- _Exercise data_
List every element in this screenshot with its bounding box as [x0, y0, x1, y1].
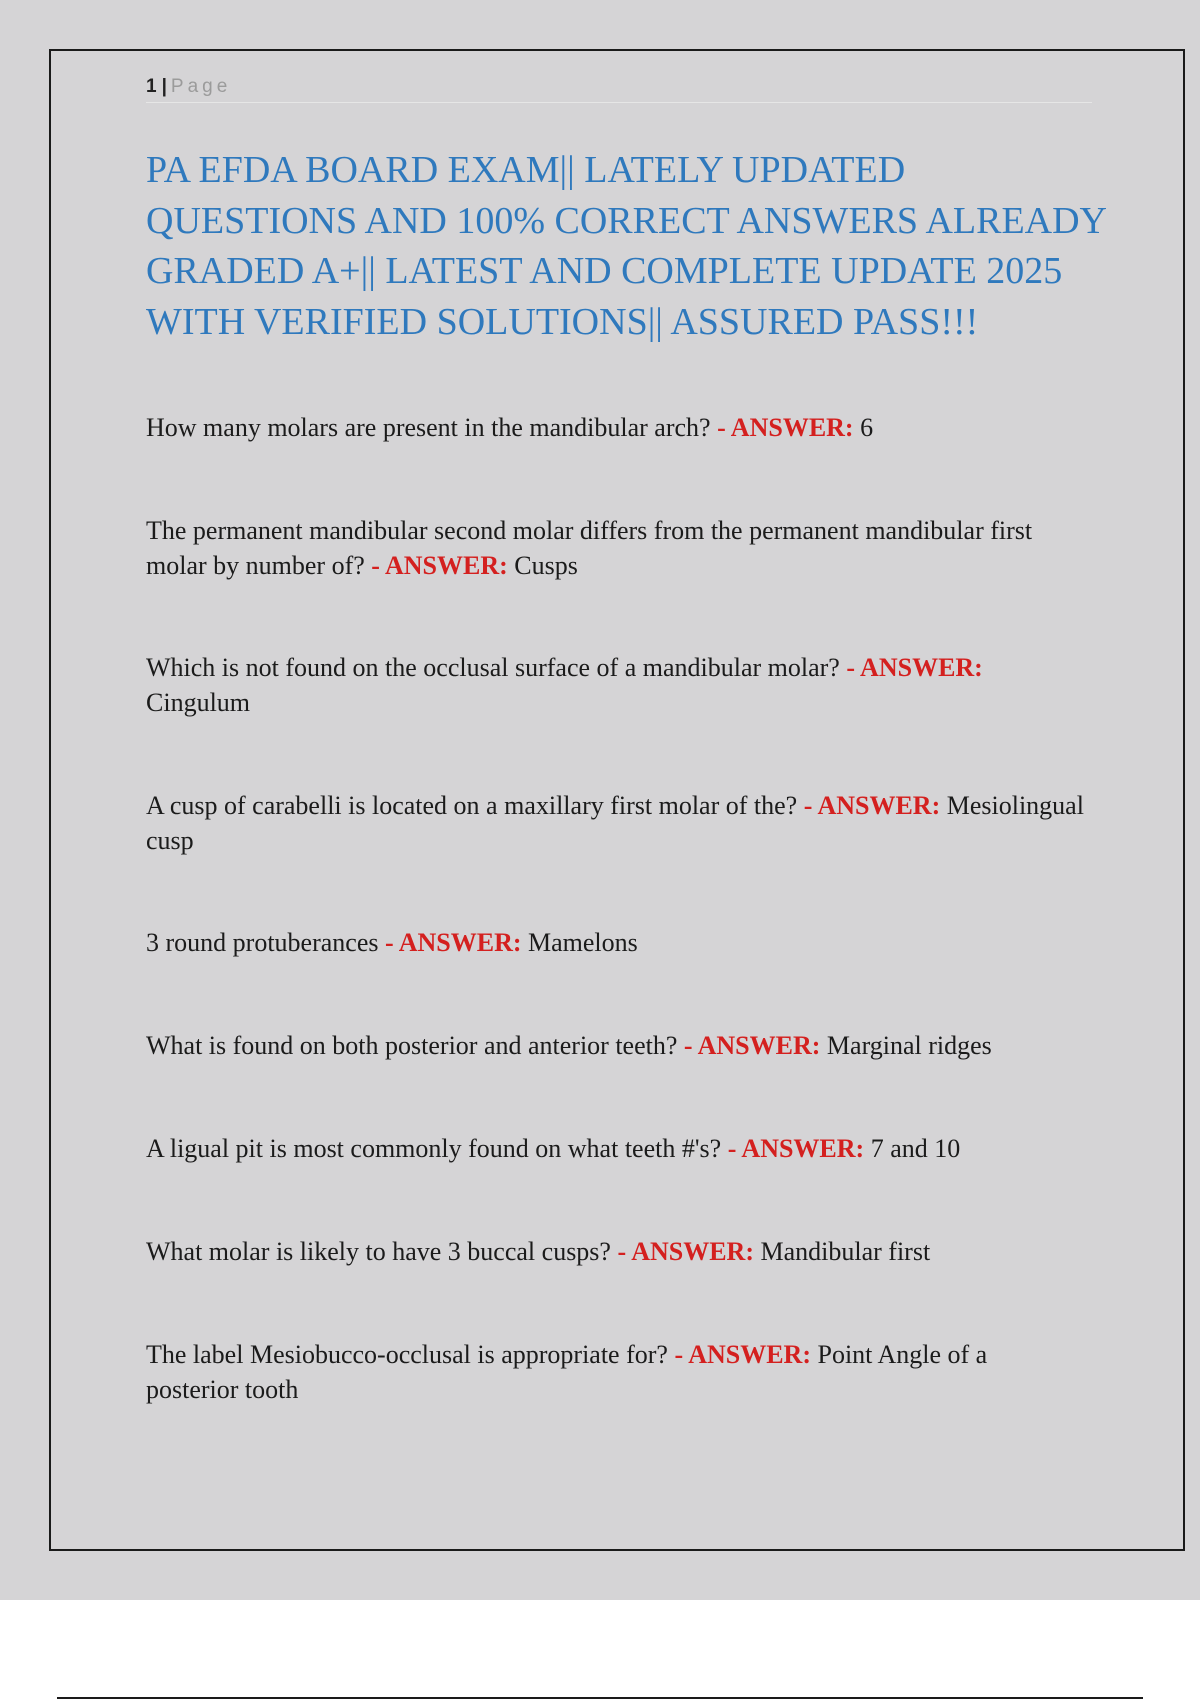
qa-item [146, 513, 1086, 583]
answer-label: - ANSWER: [683, 1031, 821, 1060]
answer-label: - ANSWER: [617, 1237, 754, 1266]
next-page-rule [57, 1697, 1143, 1699]
answer-text: Marginal ridges [826, 1031, 992, 1060]
qa-item [146, 1131, 1086, 1166]
answer-label: - ANSWER: [384, 928, 522, 957]
answer-label: - ANSWER: [717, 413, 854, 442]
question-text: A ligual pit is most commonly found on what teeth #'s? [146, 1134, 722, 1163]
answer-text: Cusps [514, 551, 578, 580]
answer-label: - ANSWER: [846, 653, 983, 682]
qa-item [146, 788, 1086, 858]
answer-text: Mamelons [528, 928, 638, 957]
qa-item [146, 925, 1086, 960]
answer-label: - ANSWER: [727, 1134, 865, 1163]
question-text: Which is not found on the occlusal surface of a mandibular molar? [146, 653, 840, 682]
page-separator: | [161, 76, 167, 97]
qa-item [146, 410, 1086, 445]
answer-text: Point Angle of a posterior tooth [146, 1340, 988, 1404]
question-text: How many molars are present in the mandibular arch? [146, 413, 711, 442]
question-text: A cusp of carabelli is located on a maxillary first molar of the? [146, 791, 798, 820]
question-text: 3 round protuberances [146, 928, 379, 957]
question-text: The permanent mandibular second molar differs from the permanent mandibular first molar by number of? [146, 516, 1033, 580]
question-text: What is found on both posterior and anterior teeth? [146, 1031, 678, 1060]
qa-item [146, 1337, 1086, 1407]
answer-label: - ANSWER: [674, 1340, 811, 1369]
answer-label: - ANSWER: [371, 551, 508, 580]
answer-text: Cingulum [146, 688, 251, 717]
answer-text: 7 and 10 [870, 1134, 961, 1163]
answer-text: Mandibular first [760, 1237, 931, 1266]
document-title: PA EFDA BOARD EXAM|| LATELY UPDATED QUESTIONS AND 100% CORRECT ANSWERS ALREADY GRADED A+|| LATEST AND COMPLETE UPDATE 2025 WITH VERIFIED SOLUTIONS|| ASSURED PASS!!! [146, 149, 1106, 343]
answer-text: Mesiolingual cusp [146, 791, 1084, 855]
question-text: What molar is likely to have 3 buccal cusps? [146, 1237, 611, 1266]
page-number: 1 [146, 76, 157, 97]
qa-item [146, 1234, 1086, 1269]
page-header [146, 74, 1092, 103]
answer-text: 6 [860, 413, 874, 442]
page-word: Page [170, 76, 232, 97]
qa-item [146, 650, 1086, 720]
answer-label: - ANSWER: [803, 791, 941, 820]
qa-item [146, 1028, 1086, 1063]
question-text: The label Mesiobucco-occlusal is appropriate for? [146, 1340, 668, 1369]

- _Challenge_
Copy every line above word for word, leaving the picture out of your answer.

- _In response_
List every element in this screenshot with its bounding box as [x0, y0, x1, y1].
qa-item [146, 513, 1086, 583]
answer-label: - ANSWER: [683, 1031, 821, 1060]
answer-label: - ANSWER: [617, 1237, 754, 1266]
next-page-rule [57, 1697, 1143, 1699]
answer-text: Marginal ridges [826, 1031, 992, 1060]
qa-item [146, 1131, 1086, 1166]
answer-label: - ANSWER: [384, 928, 522, 957]
answer-label: - ANSWER: [717, 413, 854, 442]
question-text: A ligual pit is most commonly found on what teeth #'s? [146, 1134, 722, 1163]
answer-text: Cusps [514, 551, 578, 580]
answer-label: - ANSWER: [846, 653, 983, 682]
qa-item [146, 788, 1086, 858]
answer-text: Mamelons [528, 928, 638, 957]
qa-item [146, 925, 1086, 960]
answer-label: - ANSWER: [727, 1134, 865, 1163]
question-text: Which is not found on the occlusal surface of a mandibular molar? [146, 653, 840, 682]
page-separator: | [161, 76, 167, 97]
qa-item [146, 410, 1086, 445]
answer-text: Point Angle of a posterior tooth [146, 1340, 988, 1404]
question-text: How many molars are present in the mandibular arch? [146, 413, 711, 442]
question-text: A cusp of carabelli is located on a maxillary first molar of the? [146, 791, 798, 820]
question-text: 3 round protuberances [146, 928, 379, 957]
question-text: The permanent mandibular second molar differs from the permanent mandibular first molar by number of? [146, 516, 1033, 580]
question-text: What is found on both posterior and anterior teeth? [146, 1031, 678, 1060]
qa-item [146, 1337, 1086, 1407]
answer-label: - ANSWER: [674, 1340, 811, 1369]
answer-label: - ANSWER: [371, 551, 508, 580]
answer-text: Cingulum [146, 688, 251, 717]
answer-text: 7 and 10 [870, 1134, 961, 1163]
answer-text: Mandibular first [760, 1237, 931, 1266]
document-title: PA EFDA BOARD EXAM|| LATELY UPDATED QUESTIONS AND 100% CORRECT ANSWERS ALREADY GRADED A+|| LATEST AND COMPLETE UPDATE 2025 WITH VERIFIED SOLUTIONS|| ASSURED PASS!!! [146, 149, 1106, 343]
answer-text: Mesiolingual cusp [146, 791, 1084, 855]
question-text: What molar is likely to have 3 buccal cusps? [146, 1237, 611, 1266]
page-number: 1 [146, 76, 157, 97]
qa-item [146, 1234, 1086, 1269]
page-header [146, 74, 1092, 103]
answer-text: 6 [860, 413, 874, 442]
page-word: Page [170, 76, 232, 97]
qa-item [146, 650, 1086, 720]
answer-label: - ANSWER: [803, 791, 941, 820]
qa-item [146, 1028, 1086, 1063]
question-text: The label Mesiobucco-occlusal is appropriate for? [146, 1340, 668, 1369]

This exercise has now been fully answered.